Texte fourni:

· · · ·

Au contrôle de la PAF, le flux des passagers est dispatché sur huit postes. Suffisant ? Si en temps de baisse du trafic, notamment durant l'hiver, où ça ne se bouscule pas du tout au portillon au point où on en arrive à fermer la moitié des guichets de contrôle à la mi-journée, la situation est différente durant les pics d'affluence. Les intervalles d'attente augmentent, parfois au-delà de l'acceptable, durant les grandes arrivées des émigrés, juin-juillet, et encore davantage durant les grands retours, août-septembre, voire jusqu'à octobre. Mais, en général, ce n'est pas au niveau du contrôle de police où ça coince, car c'est même le maillon du circuit le plus fluide. Toutes les dépendances de ce compartiment ont été retapées : le poste du SAMU, le salon d'honneur, le poste sous-douane, le contrôle au scanner, les sanitaires, etc. Le GNL-16 y est pour beaucoup. Seul bémol : la manutention du bagage. Là, le passager doit se prendre en charge soi-même, se débrouiller pour faire descendre ses lourdes valises en passant par des escaliers. Il manque des bagagistes et même des charriots. Un responsable de l'EPO explique, sur place, que ce point noir sera réglé à court terme avec le projet d'installation du convoyeur à charriot automatique, en phase d'étude.

Mais le système du tapis roulant, dont on parle depuis trois ans déjà, tarde à voir le jour. Selon un professionnel, il faut penser à mettre en place dans la gare maritime un système intégral de traitement automatique des bagages permettant vitesse, sécurité et traçabilité. En attendant, c'est le traitement manuel à près de 80% qui est de mise, avec tous les aléas que cela suppose. Il y a lieu de relever également une amélioration concernant la prise en charge des passagers avec véhicules, ou «auto-passagers», pour s'en tenir au jargon interne, qui transitent, eux, par un autre pavillon équipé d'un scanner dernièrement acquis par l'EPO. L'élargissement, dernièrement, du couloir vert pour les opérateurs d'import-export, sur instruction de la DG de la douane algérienne dans le cadre de la LF 2012, comme démarche leur épargnant le contrôle douanier en amont, a contribué un tant soit peu à la fluidification du contrôle des «auto-passagers».

Le bâtiment D, qui longe le dock 8 (quai de Casablanca), quant à lui, fait actuellement l'objet de travaux de maintenance. Récupéré dernièrement au profit de la gare maritime, ce bloc sera fin prêt pour la prochaine saison estivale : il sera réservé aux passagers dans le cadre des voyages organisés arrivée-départ. Parmi les opérations actuellement au stade de l'appel d'offres, l'installation de deux abris-soleil gigantesques sur le quai, pour offrir un meilleur confort aux voyageurs, ainsi qu'une grande salle de conférence dans le bâtiment administratif C.

Cependant, il y a lieu de relever de nombreuses carences en matière de prestations, comme l'absence de cafétérias, de la restauration, des multiservices (téléphone, internet, journaux?) et autres commerces multiproduits qui doivent exister dans tous les ports et aéroports. Les voyageurs se plaignent de l'inexistence de ces commodités.

· · · ·

Données fournies:
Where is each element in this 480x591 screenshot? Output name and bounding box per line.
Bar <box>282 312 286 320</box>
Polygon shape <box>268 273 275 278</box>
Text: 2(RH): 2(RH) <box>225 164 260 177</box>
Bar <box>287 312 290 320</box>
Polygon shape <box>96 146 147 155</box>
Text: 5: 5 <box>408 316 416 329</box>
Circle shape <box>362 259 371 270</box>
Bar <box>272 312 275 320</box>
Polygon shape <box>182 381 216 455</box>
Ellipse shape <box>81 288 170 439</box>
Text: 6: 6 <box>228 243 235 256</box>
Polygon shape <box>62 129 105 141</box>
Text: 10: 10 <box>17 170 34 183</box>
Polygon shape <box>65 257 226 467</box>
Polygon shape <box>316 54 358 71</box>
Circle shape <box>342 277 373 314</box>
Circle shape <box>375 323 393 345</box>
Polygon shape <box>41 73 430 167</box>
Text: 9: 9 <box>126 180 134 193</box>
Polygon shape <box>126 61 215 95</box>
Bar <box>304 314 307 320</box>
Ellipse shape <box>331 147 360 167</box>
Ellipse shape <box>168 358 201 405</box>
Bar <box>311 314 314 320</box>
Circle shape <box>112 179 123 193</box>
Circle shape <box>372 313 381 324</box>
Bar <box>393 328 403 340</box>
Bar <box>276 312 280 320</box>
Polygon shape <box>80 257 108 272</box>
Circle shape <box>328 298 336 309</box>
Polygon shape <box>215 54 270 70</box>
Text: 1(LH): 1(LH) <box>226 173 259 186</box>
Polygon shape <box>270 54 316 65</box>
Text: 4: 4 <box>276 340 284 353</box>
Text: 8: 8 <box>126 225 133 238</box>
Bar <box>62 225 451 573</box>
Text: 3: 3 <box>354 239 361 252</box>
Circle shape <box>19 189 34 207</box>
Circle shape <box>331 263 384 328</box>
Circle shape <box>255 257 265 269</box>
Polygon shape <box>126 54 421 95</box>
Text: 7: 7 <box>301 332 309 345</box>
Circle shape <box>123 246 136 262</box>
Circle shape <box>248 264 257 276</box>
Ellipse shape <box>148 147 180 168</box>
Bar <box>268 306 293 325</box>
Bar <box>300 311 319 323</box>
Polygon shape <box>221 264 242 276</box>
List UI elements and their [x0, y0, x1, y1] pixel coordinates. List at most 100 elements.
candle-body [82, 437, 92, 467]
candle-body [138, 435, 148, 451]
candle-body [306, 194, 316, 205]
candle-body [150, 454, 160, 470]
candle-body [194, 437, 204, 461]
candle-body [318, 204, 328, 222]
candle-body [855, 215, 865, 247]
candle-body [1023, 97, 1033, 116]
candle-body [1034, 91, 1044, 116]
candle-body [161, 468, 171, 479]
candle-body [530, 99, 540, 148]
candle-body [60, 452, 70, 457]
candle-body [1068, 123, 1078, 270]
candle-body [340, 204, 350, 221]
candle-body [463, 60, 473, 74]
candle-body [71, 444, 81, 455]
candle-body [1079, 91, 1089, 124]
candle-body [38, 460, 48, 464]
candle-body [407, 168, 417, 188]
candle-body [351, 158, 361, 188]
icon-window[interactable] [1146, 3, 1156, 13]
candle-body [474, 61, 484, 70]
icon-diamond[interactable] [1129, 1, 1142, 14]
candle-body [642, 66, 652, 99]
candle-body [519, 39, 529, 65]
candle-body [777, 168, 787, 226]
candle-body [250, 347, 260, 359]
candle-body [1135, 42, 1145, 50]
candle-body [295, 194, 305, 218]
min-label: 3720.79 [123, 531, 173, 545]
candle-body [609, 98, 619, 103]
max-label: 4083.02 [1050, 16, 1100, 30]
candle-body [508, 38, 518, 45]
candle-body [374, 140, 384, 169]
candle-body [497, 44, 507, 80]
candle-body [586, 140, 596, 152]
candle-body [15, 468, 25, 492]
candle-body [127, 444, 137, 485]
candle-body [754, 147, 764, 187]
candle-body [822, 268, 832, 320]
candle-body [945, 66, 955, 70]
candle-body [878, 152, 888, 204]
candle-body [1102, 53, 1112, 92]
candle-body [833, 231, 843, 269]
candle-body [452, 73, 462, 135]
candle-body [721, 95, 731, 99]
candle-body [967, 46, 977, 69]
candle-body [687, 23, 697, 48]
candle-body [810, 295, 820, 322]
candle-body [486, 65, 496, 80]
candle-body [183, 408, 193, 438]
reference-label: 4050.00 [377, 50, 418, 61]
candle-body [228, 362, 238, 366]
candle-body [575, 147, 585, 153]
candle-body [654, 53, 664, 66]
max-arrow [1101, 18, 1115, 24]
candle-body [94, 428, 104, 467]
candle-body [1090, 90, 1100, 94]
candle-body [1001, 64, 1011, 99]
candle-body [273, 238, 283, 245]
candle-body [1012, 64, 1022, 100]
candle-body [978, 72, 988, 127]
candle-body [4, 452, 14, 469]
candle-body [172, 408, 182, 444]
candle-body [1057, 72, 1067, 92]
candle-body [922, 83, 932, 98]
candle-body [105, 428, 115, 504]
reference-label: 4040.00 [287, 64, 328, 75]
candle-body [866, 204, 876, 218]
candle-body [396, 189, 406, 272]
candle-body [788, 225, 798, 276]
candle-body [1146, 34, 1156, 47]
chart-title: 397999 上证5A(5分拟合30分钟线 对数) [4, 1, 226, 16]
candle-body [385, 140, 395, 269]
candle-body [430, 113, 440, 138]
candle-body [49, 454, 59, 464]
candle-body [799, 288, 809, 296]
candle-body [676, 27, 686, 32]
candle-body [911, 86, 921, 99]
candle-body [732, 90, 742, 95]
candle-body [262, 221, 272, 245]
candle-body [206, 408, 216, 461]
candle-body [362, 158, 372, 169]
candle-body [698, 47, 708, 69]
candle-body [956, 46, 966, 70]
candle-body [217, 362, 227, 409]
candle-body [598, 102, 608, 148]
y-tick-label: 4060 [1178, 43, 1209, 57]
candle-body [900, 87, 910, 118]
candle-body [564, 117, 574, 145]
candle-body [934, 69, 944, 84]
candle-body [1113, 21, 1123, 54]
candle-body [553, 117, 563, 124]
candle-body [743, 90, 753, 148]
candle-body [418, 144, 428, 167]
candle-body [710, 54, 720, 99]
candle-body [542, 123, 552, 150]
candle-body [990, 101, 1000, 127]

· · · ·

Travail demandé: Donnez la suite du texte sur la gare maritime en enchaînant après sa dernière phrase.

Réponse attendue:
LES MULTISERVICES, TALON D'ACHILLE DU PORT

«J'avais besoin de cadenas pour bien fermer mes cabas et valises avant de les faire passer par le carrousel pour leur mise en soute. Ce sont des choses dont on se rend compte à la dernière minute. J'ai eu beau ratisser le port, je n'ai pas trouvé un magasin proposant ce genre d'article. En fait, il n'y a aucun point de vente, ni KMS, ni tabac et journaux, ni fast-food?», se plaint un passager, la cinquantaine, rencontré peu avant son embarquement à bord du car-ferry en partance pour Marseille. Un autre, une émigrée résidant à Paris et venue à Aïn Témouchent pour une visite de famille, voulait s'attabler autour d'un café en lisant un journal, en attendant. La seule cafète du coin, plutôt un petit foyer-buvette pour les travailleurs du port où l'on ne sert que du café express au moyen d'un ticket ramené de la caisse, ne se prêtait guère à l'attente de cette dame en compagnie de ses deux jeunes filles. Les manques sont nombreux, tout autant que les voyageurs insatisfaits, à l'exemple de cet importateur qui n'a pas trouvé où photocopier des documents et les faxer, cet étudiant qui cherchait désespérément un cyber, cette femme qui voulait acheter une carte de recharge de téléphone mobile?

 Pourtant, ces services existaient bien auparavant. Mais ils ont disparu après la délocalisation des prestataires privés et le réaménagement des locaux qu'ils tenaient moyennant loyer. Selon la version officielle de l'EPO, leur évacuation, au même titre que celle de tous les opérateurs qui étaient présents dans l'enceinte portuaire, a été faite sur décision du gouvernement (Conseil interministériel du 26 août 2008), notifiée pour application aux différentes entreprises portuaires via la Société de gestion des participations de l'Etat - ports (Sogeports), portant assainissement des plateformes portuaires. On explique aussi de même source que cette démarche avait pour grand sceau la mise en œuvre du code de l'ISPS (Code international pour la sûreté des navires et des installations portuaires).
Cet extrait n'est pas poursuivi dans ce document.